§ Your goal:
Review the material and extract every line in which the word "Volk" occurs.

§ Stored records:
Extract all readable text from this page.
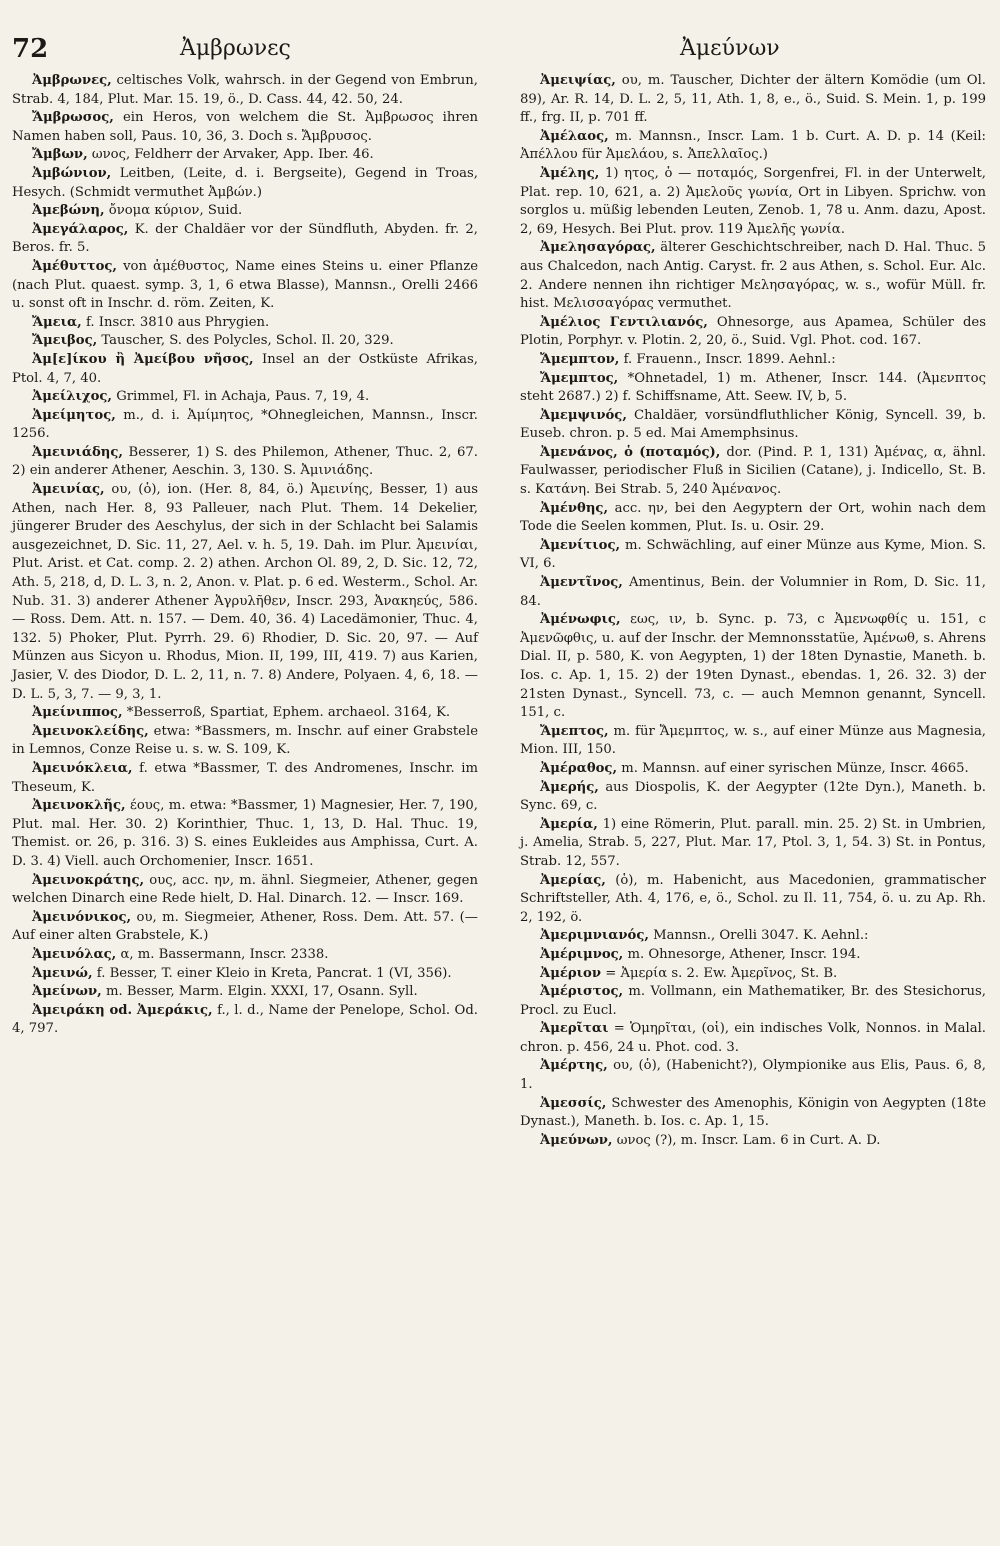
72	Ἀμβρωνες	Ἀμεύνων

Ἀμβρωνες, celtisches Volk, wahrsch. in der Gegend von Embrun, Strab. 4, 184, Plut. Mar. 15. 19, ö., D. Cass. 44, 42. 50, 24.

Ἄμβρωσος, ein Heros, von welchem die St. Ἀμβρωσος ihren Namen haben soll, Paus. 10, 36, 3. Doch s. Ἄμβρυσος.

Ἄμβων, ωνος, Feldherr der Arvaker, App. Iber. 46.

Ἀμβώνιον, Leitben, (Leite, d. i. Bergseite), Gegend in Troas, Hesych. (Schmidt vermuthet Ἀμβών.)

Ἀμεβώνη, ὄνομα κύριον, Suid.

Ἀμεγάλαρος, K. der Chaldäer vor der Sündfluth, Abyden. fr. 2, Beros. fr. 5.

Ἀμέθυττος, von ἀμέθυστος, Name eines Steins u. einer Pflanze (nach Plut. quaest. symp. 3, 1, 6 etwa Blasse), Mannsn., Orelli 2466 u. sonst oft in Inschr. d. röm. Zeiten, K.

Ἄμεια, f. Inscr. 3810 aus Phrygien.

Ἄμειβος, Tauscher, S. des Polycles, Schol. Il. 20, 329.

Ἀμ[ε]ίκου ἢ Ἀμείβου νῆσος, Insel an der Ostküste Afrikas, Ptol. 4, 7, 40.

Ἀμείλιχος, Grimmel, Fl. in Achaja, Paus. 7, 19, 4.

Ἀμείμητος, m., d. i. Ἀμίμητος, *Ohnegleichen, Mannsn., Inscr. 1256.

Ἀμεινιάδης, Besserer, 1) S. des Philemon, Athener, Thuc. 2, 67. 2) ein anderer Athener, Aeschin. 3, 130. S. Ἀμινιάδης.

Ἀμεινίας, ου, (ὁ), ion. (Her. 8, 84, ö.) Ἀμεινίης, Besser, 1) aus Athen, nach Her. 8, 93 Palleuer, nach Plut. Them. 14 Dekelier, jüngerer Bruder des Aeschylus, der sich in der Schlacht bei Salamis ausgezeichnet, D. Sic. 11, 27, Ael. v. h. 5, 19. Dah. im Plur. Ἀμεινίαι, Plut. Arist. et Cat. comp. 2. 2) athen. Archon Ol. 89, 2, D. Sic. 12, 72, Ath. 5, 218, d, D. L. 3, n. 2, Anon. v. Plat. p. 6 ed. Westerm., Schol. Ar. Nub. 31. 3) anderer Athener Ἀγρυλῆθεν, Inscr. 293, Ἀνακηεύς, 586. — Ross. Dem. Att. n. 157. — Dem. 40, 36. 4) Lacedämonier, Thuc. 4, 132. 5) Phoker, Plut. Pyrrh. 29. 6) Rhodier, D. Sic. 20, 97. — Auf Münzen aus Sicyon u. Rhodus, Mion. II, 199, III, 419. 7) aus Karien, Jasier, V. des Diodor, D. L. 2, 11, n. 7. 8) Andere, Polyaen. 4, 6, 18. — D. L. 5, 3, 7. — 9, 3, 1.

Ἀμείνιππος, *Besserroß, Spartiat, Ephem. archaeol. 3164, K.

Ἀμεινοκλείδης, etwa: *Bassmers, m. Inschr. auf einer Grabstele in Lemnos, Conze Reise u. s. w. S. 109, K.

Ἀμεινόκλεια, f. etwa *Bassmer, T. des Andromenes, Inschr. im Theseum, K.

Ἀμεινοκλῆς, έους, m. etwa: *Bassmer, 1) Magnesier, Her. 7, 190, Plut. mal. Her. 30. 2) Korinthier, Thuc. 1, 13, D. Hal. Thuc. 19, Themist. or. 26, p. 316. 3) S. eines Eukleides aus Amphissa, Curt. A. D. 3. 4) Viell. auch Orchomenier, Inscr. 1651.

Ἀμεινοκράτης, ους, acc. ην, m. ähnl. Siegmeier, Athener, gegen welchen Dinarch eine Rede hielt, D. Hal. Dinarch. 12. — Inscr. 169.

Ἀμεινόνικος, ου, m. Siegmeier, Athener, Ross. Dem. Att. 57. (— Auf einer alten Grabstele, K.)

Ἀμεινόλας, α, m. Bassermann, Inscr. 2338.

Ἀμεινώ, f. Besser, T. einer Kleio in Kreta, Pancrat. 1 (VI, 356).

Ἀμείνων, m. Besser, Marm. Elgin. XXXI, 17, Osann. Syll.

Ἀμειράκη od. Ἀμεράκις, f., l. d., Name der Penelope, Schol. Od. 4, 797.

Ἀμειψίας, ου, m. Tauscher, Dichter der ältern Komödie (um Ol. 89), Ar. R. 14, D. L. 2, 5, 11, Ath. 1, 8, e., ö., Suid. S. Mein. 1, p. 199 ff., frg. II, p. 701 ff.

Ἀμέλαος, m. Mannsn., Inscr. Lam. 1 b. Curt. A. D. p. 14 (Keil: Ἀπέλλου für Ἀμελάου, s. Ἀπελλαῖος.)

Ἀμέλης, 1) ητος, ὁ — ποταμός, Sorgenfrei, Fl. in der Unterwelt, Plat. rep. 10, 621, a. 2) Ἀμελοῦς γωνία, Ort in Libyen. Sprichw. von sorglos u. müßig lebenden Leuten, Zenob. 1, 78 u. Anm. dazu, Apost. 2, 69, Hesych. Bei Plut. prov. 119 Ἀμελῆς γωνία.

Ἀμελησαγόρας, älterer Geschichtschreiber, nach D. Hal. Thuc. 5 aus Chalcedon, nach Antig. Caryst. fr. 2 aus Athen, s. Schol. Eur. Alc. 2. Andere nennen ihn richtiger Μελησαγόρας, w. s., wofür Müll. fr. hist. Μελισσαγόρας vermuthet.

Ἀμέλιος Γεντιλιανός, Ohnesorge, aus Apamea, Schüler des Plotin, Porphyr. v. Plotin. 2, 20, ö., Suid. Vgl. Phot. cod. 167.

Ἄμεμπτον, f. Frauenn., Inscr. 1899. Aehnl.:

Ἄμεμπτος, *Ohnetadel, 1) m. Athener, Inscr. 144. (Ἀμενπτος steht 2687.) 2) f. Schiffsname, Att. Seew. IV, b, 5.

Ἀμεμψινός, Chaldäer, vorsündfluthlicher König, Syncell. 39, b. Euseb. chron. p. 5 ed. Mai Amemphsinus.

Ἀμενάνος, ὁ (ποταμός), dor. (Pind. P. 1, 131) Ἀμένας, α, ähnl. Faulwasser, periodischer Fluß in Sicilien (Catane), j. Indicello, St. B. s. Κατάνη. Bei Strab. 5, 240 Ἀμένανος.

Ἀμένθης, acc. ην, bei den Aegyptern der Ort, wohin nach dem Tode die Seelen kommen, Plut. Is. u. Osir. 29.

Ἀμενίτιος, m. Schwächling, auf einer Münze aus Kyme, Mion. S. VI, 6.

Ἀμεντῖνος, Amentinus, Bein. der Volumnier in Rom, D. Sic. 11, 84.

Ἀμένωφις, εως, ιν, b. Sync. p. 73, c Ἀμενωφθίς u. 151, c Ἀμενῶφθις, u. auf der Inschr. der Memnonsstatüe, Ἀμένωθ, s. Ahrens Dial. II, p. 580, K. von Aegypten, 1) der 18ten Dynastie, Maneth. b. Ios. c. Ap. 1, 15. 2) der 19ten Dynast., ebendas. 1, 26. 32. 3) der 21sten Dynast., Syncell. 73, c. — auch Memnon genannt, Syncell. 151, c.

Ἄμεπτος, m. für Ἄμεμπτος, w. s., auf einer Münze aus Magnesia, Mion. III, 150.

Ἀμέραθος, m. Mannsn. auf einer syrischen Münze, Inscr. 4665.

Ἀμερής, aus Diospolis, K. der Aegypter (12te Dyn.), Maneth. b. Sync. 69, c.

Ἀμερία, 1) eine Römerin, Plut. parall. min. 25. 2) St. in Umbrien, j. Amelia, Strab. 5, 227, Plut. Mar. 17, Ptol. 3, 1, 54. 3) St. in Pontus, Strab. 12, 557.

Ἀμερίας, (ὁ), m. Habenicht, aus Macedonien, grammatischer Schriftsteller, Ath. 4, 176, e, ö., Schol. zu Il. 11, 754, ö. u. zu Ap. Rh. 2, 192, ö.

Ἀμεριμνιανός, Mannsn., Orelli 3047. K. Aehnl.:

Ἀμέριμνος, m. Ohnesorge, Athener, Inscr. 194.

Ἀμέριον = Ἀμερία s. 2. Ew. Ἀμερῖνος, St. B.

Ἀμέριστος, m. Vollmann, ein Mathematiker, Br. des Stesichorus, Procl. zu Eucl.

Ἀμερῖται = Ὁμηρῖται, (οἱ), ein indisches Volk, Nonnos. in Malal. chron. p. 456, 24 u. Phot. cod. 3.

Ἀμέρτης, ου, (ὁ), (Habenicht?), Olympionike aus Elis, Paus. 6, 8, 1.

Ἀμεσσίς, Schwester des Amenophis, Königin von Aegypten (18te Dynast.), Maneth. b. Ios. c. Ap. 1, 15.

Ἀμεύνων, ωνος (?), m. Inscr. Lam. 6 in Curt. A. D.
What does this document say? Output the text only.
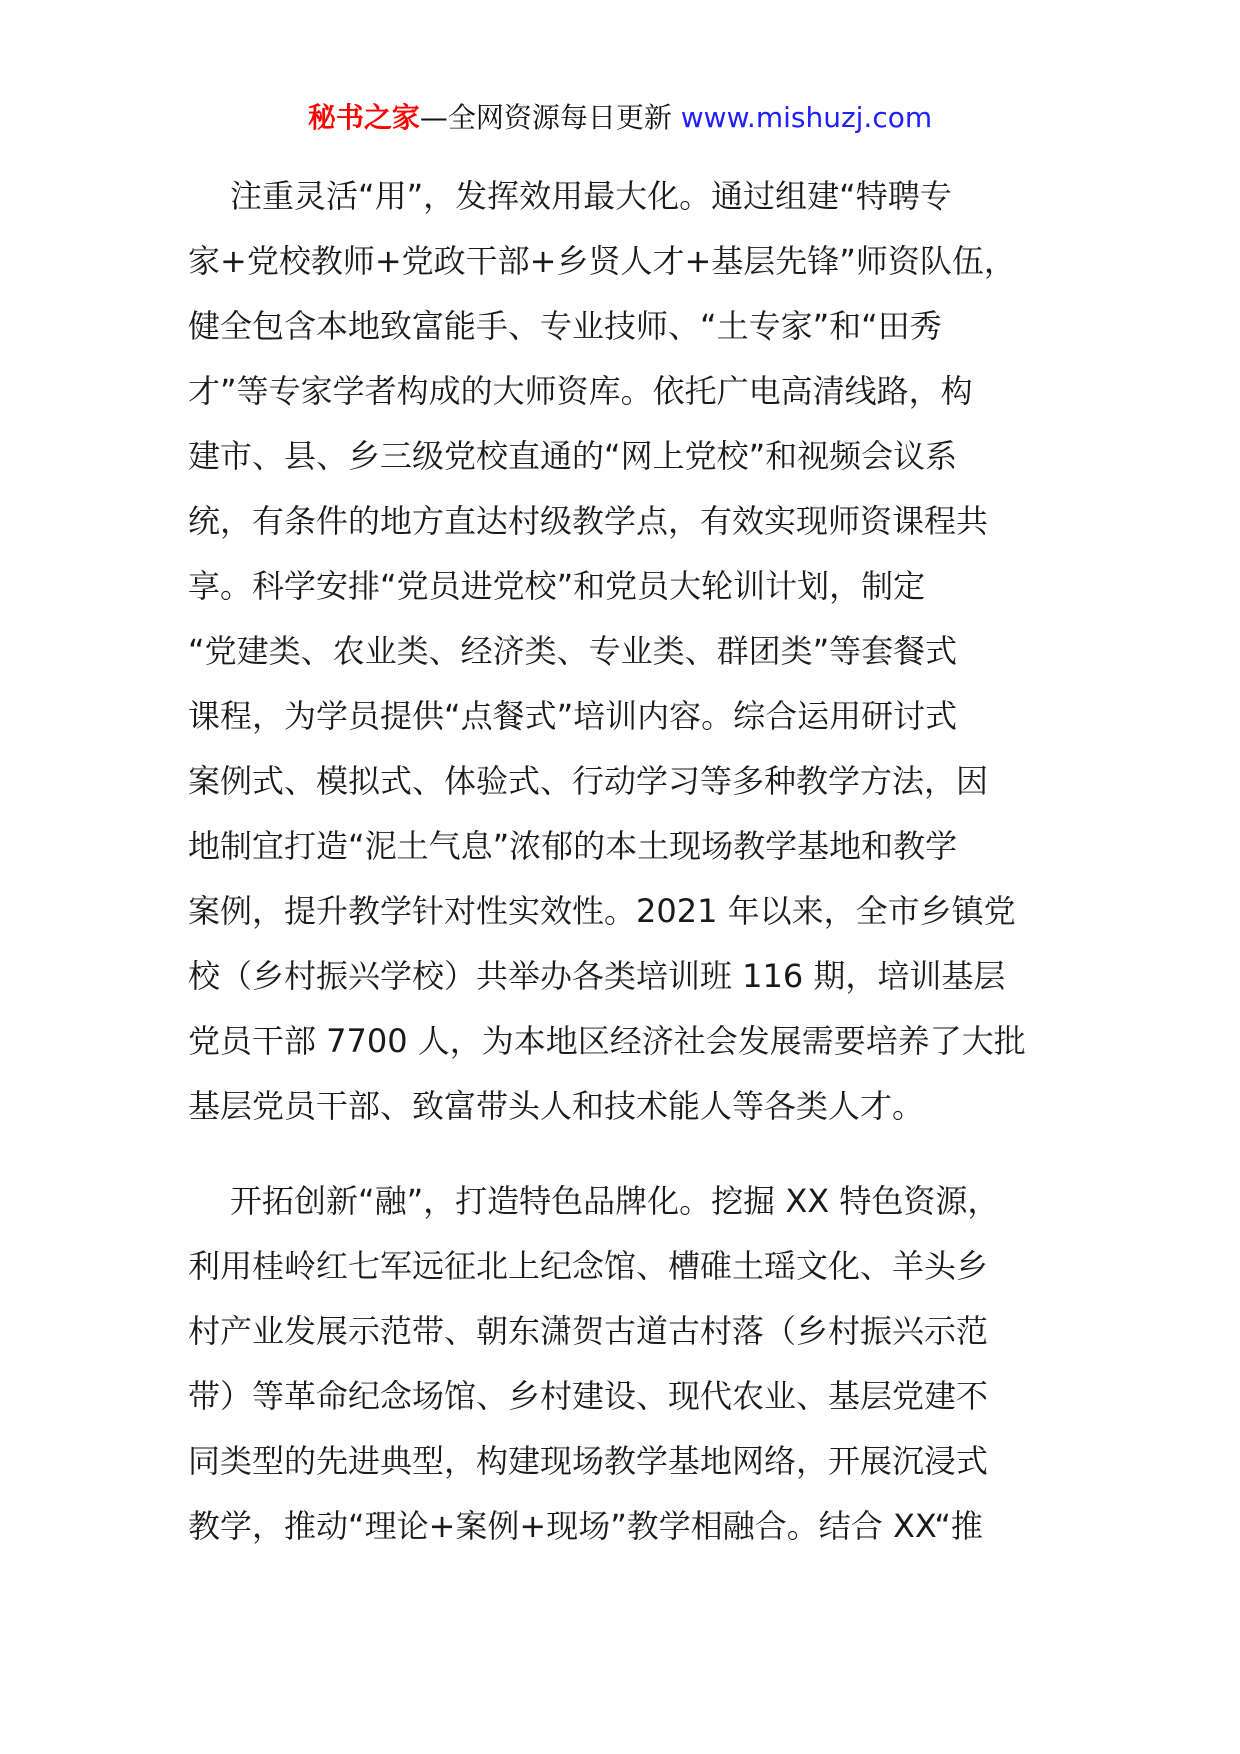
秘书之家—全网资源每日更新 www.mishuzj.com

注重灵活“用”，发挥效用最大化。通过组建“特聘专
家+党校教师+党政干部+乡贤人才+基层先锋”师资队伍，
健全包含本地致富能手、专业技师、“土专家”和“田秀
才”等专家学者构成的大师资库。依托广电高清线路，构
建市、县、乡三级党校直通的“网上党校”和视频会议系
统，有条件的地方直达村级教学点，有效实现师资课程共
享。科学安排“党员进党校”和党员大轮训计划，制定
“党建类、农业类、经济类、专业类、群团类”等套餐式
课程，为学员提供“点餐式”培训内容。综合运用研讨式
案例式、模拟式、体验式、行动学习等多种教学方法，因
地制宜打造“泥土气息”浓郁的本土现场教学基地和教学
案例，提升教学针对性实效性。2021 年以来，全市乡镇党
校（乡村振兴学校）共举办各类培训班 116 期，培训基层
党员干部 7700 人，为本地区经济社会发展需要培养了大批
基层党员干部、致富带头人和技术能人等各类人才。

开拓创新“融”，打造特色品牌化。挖掘 XX 特色资源，
利用桂岭红七军远征北上纪念馆、槽碓土瑶文化、羊头乡
村产业发展示范带、朝东潇贺古道古村落（乡村振兴示范
带）等革命纪念场馆、乡村建设、现代农业、基层党建不
同类型的先进典型，构建现场教学基地网络，开展沉浸式
教学，推动“理论+案例+现场”教学相融合。结合 XX“推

§ Result for this task:
Ἀμβρωνες, celtisches Volk, wahrsch. in der Gegend von Embrun, Strab. 4, 184, Plut. Mar. 15. 19, ö., D. Cass. 44, 42. 50, 24.
Ἀμερῖται = Ὁμηρῖται, (οἱ), ein indisches Volk, Nonnos. in Malal. chron. p. 456, 24 u. Phot. cod. 3.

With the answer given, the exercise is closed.